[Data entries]
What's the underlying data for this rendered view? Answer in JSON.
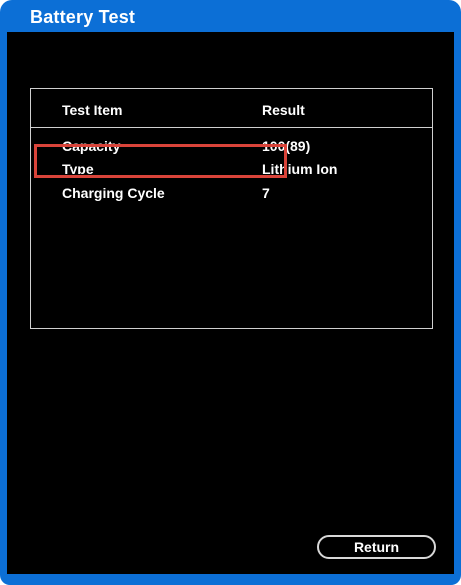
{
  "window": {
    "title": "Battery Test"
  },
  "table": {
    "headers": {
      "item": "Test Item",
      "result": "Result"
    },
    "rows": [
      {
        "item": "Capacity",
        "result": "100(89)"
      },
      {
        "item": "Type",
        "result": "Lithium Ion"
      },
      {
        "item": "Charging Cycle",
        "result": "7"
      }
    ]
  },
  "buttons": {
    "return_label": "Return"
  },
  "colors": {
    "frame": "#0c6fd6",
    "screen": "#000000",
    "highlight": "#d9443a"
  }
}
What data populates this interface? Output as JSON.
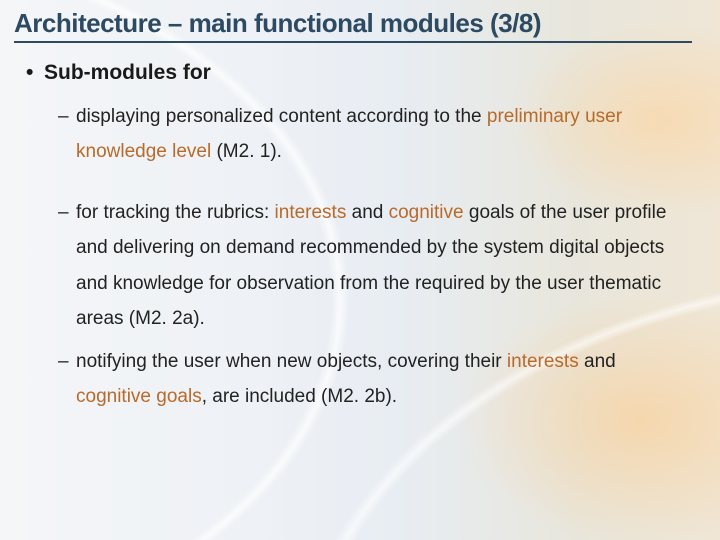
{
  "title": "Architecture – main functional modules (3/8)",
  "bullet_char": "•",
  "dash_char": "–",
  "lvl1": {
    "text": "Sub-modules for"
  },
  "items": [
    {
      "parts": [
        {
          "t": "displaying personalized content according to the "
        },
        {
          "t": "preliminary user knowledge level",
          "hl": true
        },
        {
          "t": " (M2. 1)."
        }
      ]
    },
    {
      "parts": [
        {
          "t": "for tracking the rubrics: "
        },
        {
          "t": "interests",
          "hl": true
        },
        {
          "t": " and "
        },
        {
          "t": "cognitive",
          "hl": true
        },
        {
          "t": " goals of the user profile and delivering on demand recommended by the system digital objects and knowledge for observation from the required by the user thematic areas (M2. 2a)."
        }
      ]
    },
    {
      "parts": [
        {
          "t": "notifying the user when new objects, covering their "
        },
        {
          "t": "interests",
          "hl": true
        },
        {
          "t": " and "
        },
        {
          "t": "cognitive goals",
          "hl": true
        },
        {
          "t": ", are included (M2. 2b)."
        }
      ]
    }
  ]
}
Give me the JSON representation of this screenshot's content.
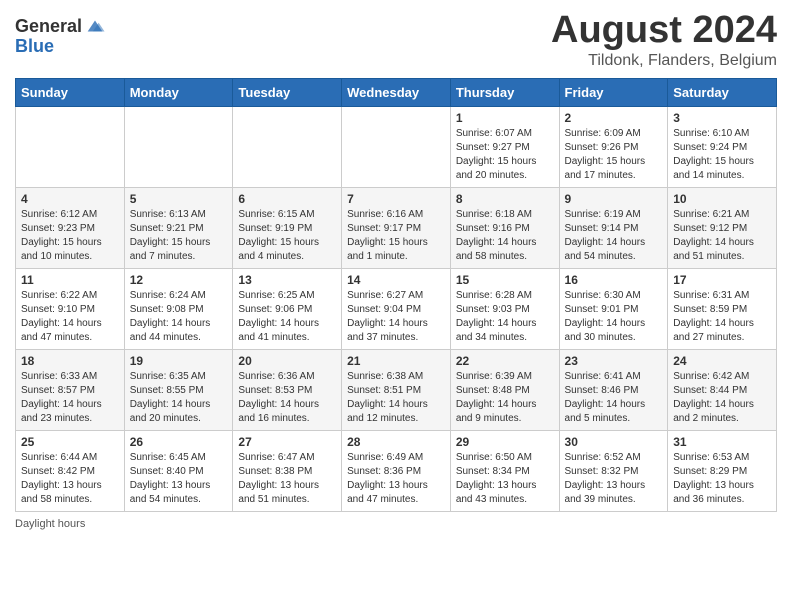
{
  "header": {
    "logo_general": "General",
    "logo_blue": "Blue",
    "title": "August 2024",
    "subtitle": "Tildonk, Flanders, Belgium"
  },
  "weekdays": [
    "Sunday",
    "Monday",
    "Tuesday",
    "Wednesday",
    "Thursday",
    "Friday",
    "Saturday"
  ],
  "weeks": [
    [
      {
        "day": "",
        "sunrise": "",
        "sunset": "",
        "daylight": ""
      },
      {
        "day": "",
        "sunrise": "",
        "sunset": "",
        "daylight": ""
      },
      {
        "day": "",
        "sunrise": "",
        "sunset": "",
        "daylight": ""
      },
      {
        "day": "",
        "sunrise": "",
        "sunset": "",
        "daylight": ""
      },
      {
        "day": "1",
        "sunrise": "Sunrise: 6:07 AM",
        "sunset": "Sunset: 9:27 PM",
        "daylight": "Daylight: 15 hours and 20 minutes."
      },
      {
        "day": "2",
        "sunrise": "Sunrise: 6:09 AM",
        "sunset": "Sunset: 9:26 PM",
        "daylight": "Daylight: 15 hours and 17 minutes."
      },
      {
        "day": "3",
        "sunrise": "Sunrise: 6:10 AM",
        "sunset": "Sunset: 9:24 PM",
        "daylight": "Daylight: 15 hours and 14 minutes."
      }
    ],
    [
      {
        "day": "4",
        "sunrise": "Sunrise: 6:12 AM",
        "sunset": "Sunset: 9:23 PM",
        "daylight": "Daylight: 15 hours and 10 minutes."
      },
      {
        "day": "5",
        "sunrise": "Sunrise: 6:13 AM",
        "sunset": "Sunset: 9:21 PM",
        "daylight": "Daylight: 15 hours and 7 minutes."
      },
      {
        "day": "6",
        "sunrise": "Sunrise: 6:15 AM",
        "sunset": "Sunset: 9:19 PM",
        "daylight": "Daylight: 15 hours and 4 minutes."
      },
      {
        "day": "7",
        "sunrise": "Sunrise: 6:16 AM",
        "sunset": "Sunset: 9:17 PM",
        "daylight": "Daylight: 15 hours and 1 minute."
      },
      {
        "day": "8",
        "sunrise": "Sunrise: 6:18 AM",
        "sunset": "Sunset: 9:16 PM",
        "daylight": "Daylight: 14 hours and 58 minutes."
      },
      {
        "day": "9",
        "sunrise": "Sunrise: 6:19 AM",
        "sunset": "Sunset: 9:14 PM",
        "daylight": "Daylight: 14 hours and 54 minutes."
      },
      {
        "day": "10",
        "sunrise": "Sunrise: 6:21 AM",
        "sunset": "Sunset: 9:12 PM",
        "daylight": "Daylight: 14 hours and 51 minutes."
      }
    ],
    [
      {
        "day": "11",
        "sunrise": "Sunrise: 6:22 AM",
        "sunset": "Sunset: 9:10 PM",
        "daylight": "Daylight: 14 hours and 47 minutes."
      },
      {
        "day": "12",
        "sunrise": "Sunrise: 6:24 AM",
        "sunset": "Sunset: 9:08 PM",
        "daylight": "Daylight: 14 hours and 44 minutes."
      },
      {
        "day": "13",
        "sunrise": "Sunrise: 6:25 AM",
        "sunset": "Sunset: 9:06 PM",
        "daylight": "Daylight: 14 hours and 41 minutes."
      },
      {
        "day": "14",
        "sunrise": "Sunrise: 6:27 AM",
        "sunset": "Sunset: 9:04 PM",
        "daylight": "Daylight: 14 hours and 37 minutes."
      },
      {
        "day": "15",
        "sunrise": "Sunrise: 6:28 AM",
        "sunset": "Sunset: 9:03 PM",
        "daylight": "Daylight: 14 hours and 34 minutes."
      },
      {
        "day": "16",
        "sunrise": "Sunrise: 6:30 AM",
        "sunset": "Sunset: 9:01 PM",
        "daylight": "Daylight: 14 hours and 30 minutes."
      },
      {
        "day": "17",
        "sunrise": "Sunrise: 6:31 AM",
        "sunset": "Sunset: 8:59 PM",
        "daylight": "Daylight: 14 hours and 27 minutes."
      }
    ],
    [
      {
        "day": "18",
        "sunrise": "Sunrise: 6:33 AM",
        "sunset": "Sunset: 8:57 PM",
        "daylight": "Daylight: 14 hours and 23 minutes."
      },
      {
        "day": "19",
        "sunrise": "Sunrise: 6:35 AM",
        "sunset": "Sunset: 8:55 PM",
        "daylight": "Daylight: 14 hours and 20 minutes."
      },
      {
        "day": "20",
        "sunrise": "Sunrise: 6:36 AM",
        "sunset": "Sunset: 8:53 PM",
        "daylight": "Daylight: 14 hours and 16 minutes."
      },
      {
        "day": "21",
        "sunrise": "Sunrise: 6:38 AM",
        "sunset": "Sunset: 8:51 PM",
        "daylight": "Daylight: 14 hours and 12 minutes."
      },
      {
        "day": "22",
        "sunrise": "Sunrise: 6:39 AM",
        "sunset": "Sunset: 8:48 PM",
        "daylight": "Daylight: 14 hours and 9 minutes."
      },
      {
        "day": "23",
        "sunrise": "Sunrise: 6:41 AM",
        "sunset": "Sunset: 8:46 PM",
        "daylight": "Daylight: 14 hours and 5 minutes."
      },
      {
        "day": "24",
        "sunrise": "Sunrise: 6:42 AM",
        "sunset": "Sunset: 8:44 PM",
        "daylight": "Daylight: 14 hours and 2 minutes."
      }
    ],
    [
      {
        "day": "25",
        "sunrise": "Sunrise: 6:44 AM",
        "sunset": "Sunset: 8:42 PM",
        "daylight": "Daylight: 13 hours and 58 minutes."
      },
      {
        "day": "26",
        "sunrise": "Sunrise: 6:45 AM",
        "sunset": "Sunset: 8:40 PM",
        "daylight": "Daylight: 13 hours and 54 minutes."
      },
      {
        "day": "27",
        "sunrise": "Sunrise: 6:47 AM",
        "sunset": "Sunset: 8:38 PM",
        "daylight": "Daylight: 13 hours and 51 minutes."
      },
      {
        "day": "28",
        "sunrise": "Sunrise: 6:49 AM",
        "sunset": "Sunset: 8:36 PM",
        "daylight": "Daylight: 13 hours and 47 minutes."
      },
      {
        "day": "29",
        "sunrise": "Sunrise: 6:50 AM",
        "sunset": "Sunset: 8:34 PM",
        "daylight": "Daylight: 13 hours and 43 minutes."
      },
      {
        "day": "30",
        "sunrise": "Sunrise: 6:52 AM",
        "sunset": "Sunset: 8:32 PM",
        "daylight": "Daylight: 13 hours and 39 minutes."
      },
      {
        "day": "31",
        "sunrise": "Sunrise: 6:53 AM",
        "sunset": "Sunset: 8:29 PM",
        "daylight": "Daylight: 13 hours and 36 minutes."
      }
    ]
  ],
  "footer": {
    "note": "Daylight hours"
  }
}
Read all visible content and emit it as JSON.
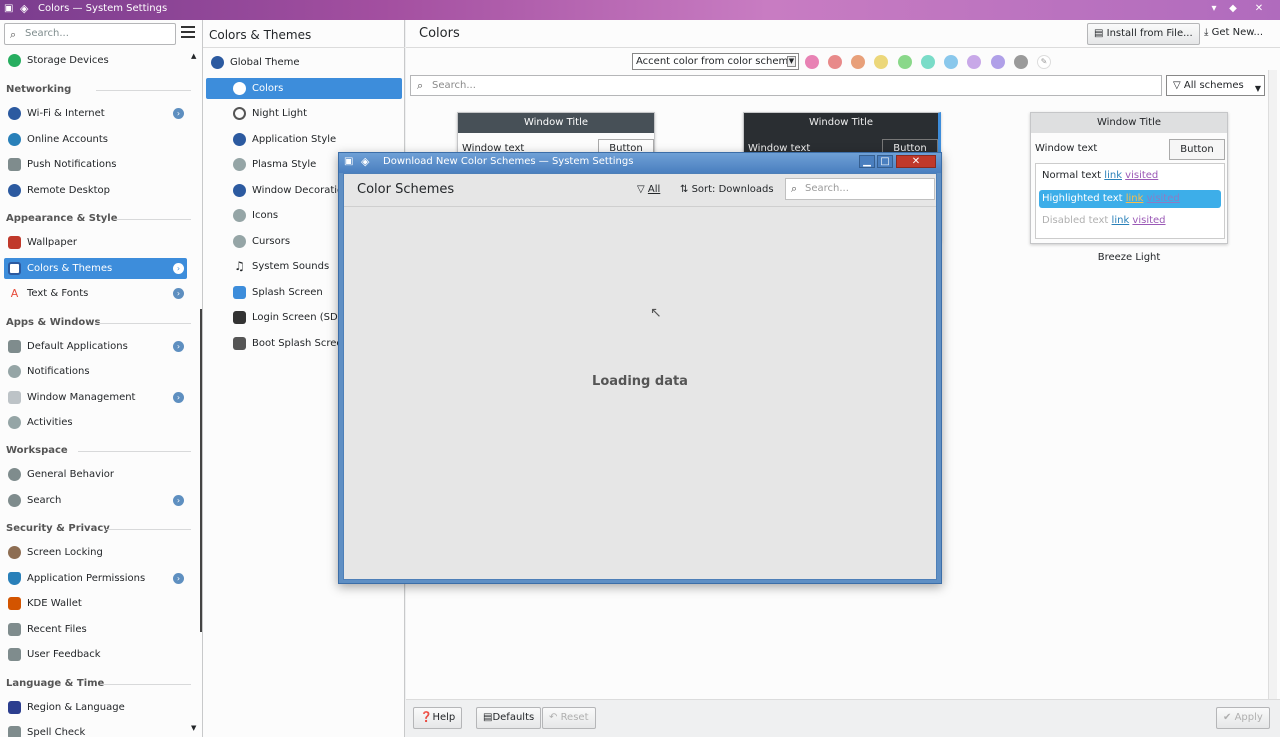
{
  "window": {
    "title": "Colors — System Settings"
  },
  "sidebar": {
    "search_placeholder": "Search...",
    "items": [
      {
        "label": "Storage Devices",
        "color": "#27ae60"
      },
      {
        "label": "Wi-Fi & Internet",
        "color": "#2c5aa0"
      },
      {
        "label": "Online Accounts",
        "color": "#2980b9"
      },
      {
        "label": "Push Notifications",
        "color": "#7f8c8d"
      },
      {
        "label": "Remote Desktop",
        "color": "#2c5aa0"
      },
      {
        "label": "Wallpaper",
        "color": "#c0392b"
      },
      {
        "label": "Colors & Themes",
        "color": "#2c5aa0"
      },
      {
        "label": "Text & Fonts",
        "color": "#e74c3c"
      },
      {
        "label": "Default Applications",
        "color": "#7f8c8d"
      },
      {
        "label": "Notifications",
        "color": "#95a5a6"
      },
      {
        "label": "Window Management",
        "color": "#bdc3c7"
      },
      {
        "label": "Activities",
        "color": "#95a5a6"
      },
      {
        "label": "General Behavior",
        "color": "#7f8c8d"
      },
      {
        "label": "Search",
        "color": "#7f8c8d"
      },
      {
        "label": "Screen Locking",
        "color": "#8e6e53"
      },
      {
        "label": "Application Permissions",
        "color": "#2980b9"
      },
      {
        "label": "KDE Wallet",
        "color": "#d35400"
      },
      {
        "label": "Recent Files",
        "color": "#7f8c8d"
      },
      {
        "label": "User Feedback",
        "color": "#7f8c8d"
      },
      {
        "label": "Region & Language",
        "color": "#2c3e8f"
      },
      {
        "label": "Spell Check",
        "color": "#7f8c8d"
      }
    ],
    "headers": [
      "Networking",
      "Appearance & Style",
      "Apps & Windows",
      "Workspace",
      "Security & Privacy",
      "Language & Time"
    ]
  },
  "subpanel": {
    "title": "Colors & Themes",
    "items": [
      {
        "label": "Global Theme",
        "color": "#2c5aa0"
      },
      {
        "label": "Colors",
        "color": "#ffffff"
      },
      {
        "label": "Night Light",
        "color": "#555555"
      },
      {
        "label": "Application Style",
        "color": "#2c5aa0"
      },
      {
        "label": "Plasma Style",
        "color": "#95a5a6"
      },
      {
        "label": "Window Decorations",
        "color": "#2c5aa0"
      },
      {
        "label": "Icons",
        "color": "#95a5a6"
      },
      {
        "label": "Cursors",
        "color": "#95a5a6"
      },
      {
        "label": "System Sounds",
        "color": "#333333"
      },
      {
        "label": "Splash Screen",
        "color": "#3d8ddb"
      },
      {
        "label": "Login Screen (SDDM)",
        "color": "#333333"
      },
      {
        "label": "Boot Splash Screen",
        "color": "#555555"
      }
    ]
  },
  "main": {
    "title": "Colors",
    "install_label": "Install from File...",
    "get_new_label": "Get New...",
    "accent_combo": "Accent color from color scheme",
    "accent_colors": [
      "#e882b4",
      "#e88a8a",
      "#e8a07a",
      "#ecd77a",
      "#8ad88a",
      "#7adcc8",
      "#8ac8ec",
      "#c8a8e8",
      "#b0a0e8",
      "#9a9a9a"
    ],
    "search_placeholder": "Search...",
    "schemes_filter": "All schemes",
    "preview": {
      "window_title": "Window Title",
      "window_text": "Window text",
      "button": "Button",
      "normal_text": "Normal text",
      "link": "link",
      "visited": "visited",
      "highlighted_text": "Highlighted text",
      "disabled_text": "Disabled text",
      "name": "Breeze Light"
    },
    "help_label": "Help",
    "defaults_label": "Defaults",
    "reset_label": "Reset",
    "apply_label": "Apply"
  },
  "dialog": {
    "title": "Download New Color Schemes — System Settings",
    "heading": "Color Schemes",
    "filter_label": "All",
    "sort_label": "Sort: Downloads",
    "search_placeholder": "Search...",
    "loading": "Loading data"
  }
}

• **Aim of the task**: Report how many lines of the listing hold the string "objects", giving only the number.

• **Result of the exercise**: 2